Available data ::
□ □ □ □ □

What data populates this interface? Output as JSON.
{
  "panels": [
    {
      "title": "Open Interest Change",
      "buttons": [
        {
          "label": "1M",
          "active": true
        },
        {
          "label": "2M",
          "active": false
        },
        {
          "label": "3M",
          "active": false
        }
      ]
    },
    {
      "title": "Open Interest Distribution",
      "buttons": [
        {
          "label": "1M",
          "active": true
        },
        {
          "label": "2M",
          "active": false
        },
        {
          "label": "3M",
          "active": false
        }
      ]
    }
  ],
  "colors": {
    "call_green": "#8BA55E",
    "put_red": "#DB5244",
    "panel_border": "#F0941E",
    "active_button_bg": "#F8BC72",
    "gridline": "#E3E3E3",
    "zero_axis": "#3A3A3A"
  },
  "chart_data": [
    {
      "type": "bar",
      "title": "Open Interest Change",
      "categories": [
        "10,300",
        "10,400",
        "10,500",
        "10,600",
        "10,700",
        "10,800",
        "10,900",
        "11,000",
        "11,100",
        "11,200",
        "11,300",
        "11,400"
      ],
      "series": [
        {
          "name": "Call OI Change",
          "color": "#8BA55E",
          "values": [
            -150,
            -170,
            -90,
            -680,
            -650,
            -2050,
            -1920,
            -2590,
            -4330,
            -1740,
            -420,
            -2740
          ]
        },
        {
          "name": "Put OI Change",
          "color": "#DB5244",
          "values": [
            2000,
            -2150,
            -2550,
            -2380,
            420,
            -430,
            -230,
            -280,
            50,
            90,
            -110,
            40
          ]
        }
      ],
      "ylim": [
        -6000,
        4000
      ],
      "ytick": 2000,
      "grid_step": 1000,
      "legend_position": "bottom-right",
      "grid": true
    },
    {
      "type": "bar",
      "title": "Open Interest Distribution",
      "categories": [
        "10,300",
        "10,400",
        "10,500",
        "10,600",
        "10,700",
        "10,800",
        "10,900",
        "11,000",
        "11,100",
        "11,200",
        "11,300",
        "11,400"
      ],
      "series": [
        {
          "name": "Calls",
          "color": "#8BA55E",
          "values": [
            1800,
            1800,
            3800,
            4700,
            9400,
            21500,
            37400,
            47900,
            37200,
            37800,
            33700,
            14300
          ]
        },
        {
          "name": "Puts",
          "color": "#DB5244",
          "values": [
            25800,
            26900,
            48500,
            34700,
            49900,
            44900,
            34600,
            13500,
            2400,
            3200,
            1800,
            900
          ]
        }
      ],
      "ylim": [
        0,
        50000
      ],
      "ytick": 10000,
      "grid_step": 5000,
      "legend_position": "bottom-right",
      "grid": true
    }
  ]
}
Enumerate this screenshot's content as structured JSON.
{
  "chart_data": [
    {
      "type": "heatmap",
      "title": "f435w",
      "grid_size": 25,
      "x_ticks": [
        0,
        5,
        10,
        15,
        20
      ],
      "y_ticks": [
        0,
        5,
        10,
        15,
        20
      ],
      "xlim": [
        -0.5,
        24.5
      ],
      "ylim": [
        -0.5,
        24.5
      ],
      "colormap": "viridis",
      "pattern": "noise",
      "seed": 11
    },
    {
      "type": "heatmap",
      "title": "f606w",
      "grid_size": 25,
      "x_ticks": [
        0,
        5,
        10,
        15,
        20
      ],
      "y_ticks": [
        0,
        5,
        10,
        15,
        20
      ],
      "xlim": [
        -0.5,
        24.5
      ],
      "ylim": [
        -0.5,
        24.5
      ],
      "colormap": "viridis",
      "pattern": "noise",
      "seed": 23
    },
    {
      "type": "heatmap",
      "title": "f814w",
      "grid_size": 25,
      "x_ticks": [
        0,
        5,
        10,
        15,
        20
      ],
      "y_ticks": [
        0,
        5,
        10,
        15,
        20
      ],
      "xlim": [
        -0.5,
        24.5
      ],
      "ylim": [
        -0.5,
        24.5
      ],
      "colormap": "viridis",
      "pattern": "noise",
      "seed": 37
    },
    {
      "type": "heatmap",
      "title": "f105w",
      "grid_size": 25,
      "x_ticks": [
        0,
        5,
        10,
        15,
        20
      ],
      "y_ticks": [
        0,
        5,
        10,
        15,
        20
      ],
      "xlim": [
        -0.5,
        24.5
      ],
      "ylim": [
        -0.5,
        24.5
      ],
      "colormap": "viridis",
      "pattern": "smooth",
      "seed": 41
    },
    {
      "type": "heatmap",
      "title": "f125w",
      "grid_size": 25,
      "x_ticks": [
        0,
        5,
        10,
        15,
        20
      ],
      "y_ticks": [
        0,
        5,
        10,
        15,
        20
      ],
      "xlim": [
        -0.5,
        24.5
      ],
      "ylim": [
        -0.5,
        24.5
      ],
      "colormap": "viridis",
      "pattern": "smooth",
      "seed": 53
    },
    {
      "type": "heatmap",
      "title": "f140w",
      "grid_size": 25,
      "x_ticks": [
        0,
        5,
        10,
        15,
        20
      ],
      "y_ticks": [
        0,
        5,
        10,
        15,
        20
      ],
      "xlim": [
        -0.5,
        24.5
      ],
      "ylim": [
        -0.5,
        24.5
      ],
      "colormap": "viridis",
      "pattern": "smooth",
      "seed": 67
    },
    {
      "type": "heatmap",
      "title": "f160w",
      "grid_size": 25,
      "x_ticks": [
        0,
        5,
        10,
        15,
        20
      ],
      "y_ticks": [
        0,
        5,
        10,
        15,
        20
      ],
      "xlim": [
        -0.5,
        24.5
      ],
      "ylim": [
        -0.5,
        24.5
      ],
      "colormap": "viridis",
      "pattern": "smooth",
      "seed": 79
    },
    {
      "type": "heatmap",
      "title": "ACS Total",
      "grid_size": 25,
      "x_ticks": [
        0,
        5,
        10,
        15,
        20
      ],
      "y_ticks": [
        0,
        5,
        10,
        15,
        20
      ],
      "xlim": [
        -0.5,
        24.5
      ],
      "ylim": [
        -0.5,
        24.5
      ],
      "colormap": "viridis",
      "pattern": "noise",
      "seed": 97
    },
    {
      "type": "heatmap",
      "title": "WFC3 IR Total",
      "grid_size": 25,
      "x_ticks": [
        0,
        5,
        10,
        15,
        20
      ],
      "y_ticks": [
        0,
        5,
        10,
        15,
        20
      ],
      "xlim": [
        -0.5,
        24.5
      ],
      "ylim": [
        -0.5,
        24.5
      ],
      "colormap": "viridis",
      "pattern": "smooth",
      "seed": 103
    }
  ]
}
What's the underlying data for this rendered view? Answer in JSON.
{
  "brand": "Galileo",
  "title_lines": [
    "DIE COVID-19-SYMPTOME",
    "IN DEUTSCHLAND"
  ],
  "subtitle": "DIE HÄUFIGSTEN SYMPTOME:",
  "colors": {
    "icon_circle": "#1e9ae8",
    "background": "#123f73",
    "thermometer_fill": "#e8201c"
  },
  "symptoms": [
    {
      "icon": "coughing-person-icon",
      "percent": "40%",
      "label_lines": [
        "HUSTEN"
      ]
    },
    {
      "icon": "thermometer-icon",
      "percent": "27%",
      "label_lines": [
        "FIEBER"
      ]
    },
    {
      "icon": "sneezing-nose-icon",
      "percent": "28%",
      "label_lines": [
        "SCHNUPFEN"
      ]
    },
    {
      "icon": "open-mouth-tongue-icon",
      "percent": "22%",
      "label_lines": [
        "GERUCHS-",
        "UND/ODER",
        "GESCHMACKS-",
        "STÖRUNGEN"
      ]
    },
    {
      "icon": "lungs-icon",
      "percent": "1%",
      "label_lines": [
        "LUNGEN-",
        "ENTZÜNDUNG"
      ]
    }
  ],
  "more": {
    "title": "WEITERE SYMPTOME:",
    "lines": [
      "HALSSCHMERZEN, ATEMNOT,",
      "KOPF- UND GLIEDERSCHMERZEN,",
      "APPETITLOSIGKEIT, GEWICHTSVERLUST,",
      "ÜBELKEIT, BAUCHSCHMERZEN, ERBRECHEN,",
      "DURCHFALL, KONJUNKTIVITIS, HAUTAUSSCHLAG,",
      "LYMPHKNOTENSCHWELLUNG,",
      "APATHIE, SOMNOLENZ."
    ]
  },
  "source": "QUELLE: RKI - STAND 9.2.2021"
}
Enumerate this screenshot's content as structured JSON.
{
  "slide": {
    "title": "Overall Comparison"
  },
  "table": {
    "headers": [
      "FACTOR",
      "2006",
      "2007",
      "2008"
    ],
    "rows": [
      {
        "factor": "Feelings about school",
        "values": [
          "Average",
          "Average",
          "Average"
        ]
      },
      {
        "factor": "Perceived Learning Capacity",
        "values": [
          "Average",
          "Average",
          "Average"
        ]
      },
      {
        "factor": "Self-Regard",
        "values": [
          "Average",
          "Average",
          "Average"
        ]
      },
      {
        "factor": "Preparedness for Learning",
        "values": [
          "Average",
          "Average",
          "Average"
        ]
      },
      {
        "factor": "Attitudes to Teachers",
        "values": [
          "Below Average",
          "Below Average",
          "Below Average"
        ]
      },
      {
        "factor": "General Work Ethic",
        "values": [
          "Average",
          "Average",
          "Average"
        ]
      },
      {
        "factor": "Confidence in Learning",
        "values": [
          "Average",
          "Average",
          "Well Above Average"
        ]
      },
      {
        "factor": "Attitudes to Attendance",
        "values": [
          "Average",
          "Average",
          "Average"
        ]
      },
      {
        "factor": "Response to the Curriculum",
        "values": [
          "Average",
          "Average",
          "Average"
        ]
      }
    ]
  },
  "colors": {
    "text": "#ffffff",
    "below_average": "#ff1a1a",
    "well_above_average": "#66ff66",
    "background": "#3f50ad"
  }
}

□ □ □ □ □

Given instruction :: Only a number is wanted: how many lines contain the word "percent"?

Expected answer :: 5